== What to work on ==
Quote the whole listing word for word, please.

== Exercise input ==
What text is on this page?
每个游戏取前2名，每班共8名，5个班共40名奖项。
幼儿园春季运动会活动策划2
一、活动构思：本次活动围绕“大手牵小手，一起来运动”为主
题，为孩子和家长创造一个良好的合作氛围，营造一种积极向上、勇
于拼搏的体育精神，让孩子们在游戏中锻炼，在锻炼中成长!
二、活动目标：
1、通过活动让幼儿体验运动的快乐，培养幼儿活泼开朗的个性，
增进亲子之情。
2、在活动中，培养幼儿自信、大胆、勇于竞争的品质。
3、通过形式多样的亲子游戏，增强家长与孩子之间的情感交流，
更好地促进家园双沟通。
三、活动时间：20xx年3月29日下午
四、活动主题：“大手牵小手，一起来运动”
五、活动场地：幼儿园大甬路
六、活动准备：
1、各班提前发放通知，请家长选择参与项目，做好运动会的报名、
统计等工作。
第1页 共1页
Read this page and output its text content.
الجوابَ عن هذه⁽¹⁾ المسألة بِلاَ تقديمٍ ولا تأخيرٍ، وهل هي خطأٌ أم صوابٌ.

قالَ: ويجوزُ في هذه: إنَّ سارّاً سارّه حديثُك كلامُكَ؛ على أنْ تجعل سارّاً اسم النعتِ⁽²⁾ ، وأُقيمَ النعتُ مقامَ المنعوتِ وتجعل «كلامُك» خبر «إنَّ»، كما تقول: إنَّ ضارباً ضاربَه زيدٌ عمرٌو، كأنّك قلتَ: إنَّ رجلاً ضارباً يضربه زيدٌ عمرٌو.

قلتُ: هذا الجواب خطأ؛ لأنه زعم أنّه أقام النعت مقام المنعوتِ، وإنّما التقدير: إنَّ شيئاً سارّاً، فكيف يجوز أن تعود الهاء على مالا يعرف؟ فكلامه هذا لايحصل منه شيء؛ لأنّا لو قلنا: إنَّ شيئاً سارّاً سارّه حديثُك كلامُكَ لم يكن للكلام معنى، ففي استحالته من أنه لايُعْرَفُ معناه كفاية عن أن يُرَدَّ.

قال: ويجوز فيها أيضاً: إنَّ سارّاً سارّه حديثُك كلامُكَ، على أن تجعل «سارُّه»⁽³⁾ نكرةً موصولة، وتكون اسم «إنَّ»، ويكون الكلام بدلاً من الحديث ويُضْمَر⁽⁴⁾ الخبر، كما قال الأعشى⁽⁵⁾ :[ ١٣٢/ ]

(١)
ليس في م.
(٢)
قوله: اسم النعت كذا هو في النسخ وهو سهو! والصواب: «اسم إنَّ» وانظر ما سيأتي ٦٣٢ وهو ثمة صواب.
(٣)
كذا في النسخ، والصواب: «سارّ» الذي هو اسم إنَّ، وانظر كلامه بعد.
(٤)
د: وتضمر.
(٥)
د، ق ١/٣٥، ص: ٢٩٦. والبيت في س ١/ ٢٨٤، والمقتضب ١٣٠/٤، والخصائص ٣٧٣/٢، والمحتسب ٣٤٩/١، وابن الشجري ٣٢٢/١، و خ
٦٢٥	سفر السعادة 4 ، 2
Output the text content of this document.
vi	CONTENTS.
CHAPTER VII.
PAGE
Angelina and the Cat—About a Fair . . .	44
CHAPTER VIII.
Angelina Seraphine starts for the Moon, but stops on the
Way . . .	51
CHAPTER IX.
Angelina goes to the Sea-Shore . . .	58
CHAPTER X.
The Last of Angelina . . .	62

== Response to the task ==
What text is on this page?
每个游戏取前2名，每班共8名，5个班共40名奖项。
幼儿园春季运动会活动策划2
一、活动构思：本次活动围绕“大手牵小手，一起来运动”为主
题，为孩子和家长创造一个良好的合作氛围，营造一种积极向上、勇
于拼搏的体育精神，让孩子们在游戏中锻炼，在锻炼中成长!
二、活动目标：
1、通过活动让幼儿体验运动的快乐，培养幼儿活泼开朗的个性，
增进亲子之情。
2、在活动中，培养幼儿自信、大胆、勇于竞争的品质。
3、通过形式多样的亲子游戏，增强家长与孩子之间的情感交流，
更好地促进家园双沟通。
三、活动时间：20xx年3月29日下午
四、活动主题：“大手牵小手，一起来运动”
五、活动场地：幼儿园大甬路
六、活动准备：
1、各班提前发放通知，请家长选择参与项目，做好运动会的报名、
统计等工作。
第1页 共1页
Read this page and output its text content.
الجوابَ عن هذه⁽¹⁾ المسألة بِلاَ تقديمٍ ولا تأخيرٍ، وهل هي خطأٌ أم صوابٌ.

قالَ: ويجوزُ في هذه: إنَّ سارّاً سارّه حديثُك كلامُكَ؛ على أنْ تجعل سارّاً اسم النعتِ⁽²⁾ ، وأُقيمَ النعتُ مقامَ المنعوتِ وتجعل «كلامُك» خبر «إنَّ»، كما تقول: إنَّ ضارباً ضاربَه زيدٌ عمرٌو، كأنّك قلتَ: إنَّ رجلاً ضارباً يضربه زيدٌ عمرٌو.

قلتُ: هذا الجواب خطأ؛ لأنه زعم أنّه أقام النعت مقام المنعوتِ، وإنّما التقدير: إنَّ شيئاً سارّاً، فكيف يجوز أن تعود الهاء على مالا يعرف؟ فكلامه هذا لايحصل منه شيء؛ لأنّا لو قلنا: إنَّ شيئاً سارّاً سارّه حديثُك كلامُكَ لم يكن للكلام معنى، ففي استحالته من أنه لايُعْرَفُ معناه كفاية عن أن يُرَدَّ.

قال: ويجوز فيها أيضاً: إنَّ سارّاً سارّه حديثُك كلامُكَ، على أن تجعل «سارُّه»⁽³⁾ نكرةً موصولة، وتكون اسم «إنَّ»، ويكون الكلام بدلاً من الحديث ويُضْمَر⁽⁴⁾ الخبر، كما قال الأعشى⁽⁵⁾ :[ ١٣٢/ ]

(١)
ليس في م.
(٢)
قوله: اسم النعت كذا هو في النسخ وهو سهو! والصواب: «اسم إنَّ» وانظر ما سيأتي ٦٣٢ وهو ثمة صواب.
(٣)
كذا في النسخ، والصواب: «سارّ» الذي هو اسم إنَّ، وانظر كلامه بعد.
(٤)
د: وتضمر.
(٥)
د، ق ١/٣٥، ص: ٢٩٦. والبيت في س ١/ ٢٨٤، والمقتضب ١٣٠/٤، والخصائص ٣٧٣/٢، والمحتسب ٣٤٩/١، وابن الشجري ٣٢٢/١، و خ
٦٢٥	سفر السعادة 4 ، 2
Output the text content of this document.
vi	CONTENTS.
CHAPTER VII.
PAGE
Angelina and the Cat—About a Fair . . .	44
CHAPTER VIII.
Angelina Seraphine starts for the Moon, but stops on the
Way . . .	51
CHAPTER IX.
Angelina goes to the Sea-Shore . . .	58
CHAPTER X.
The Last of Angelina . . .	62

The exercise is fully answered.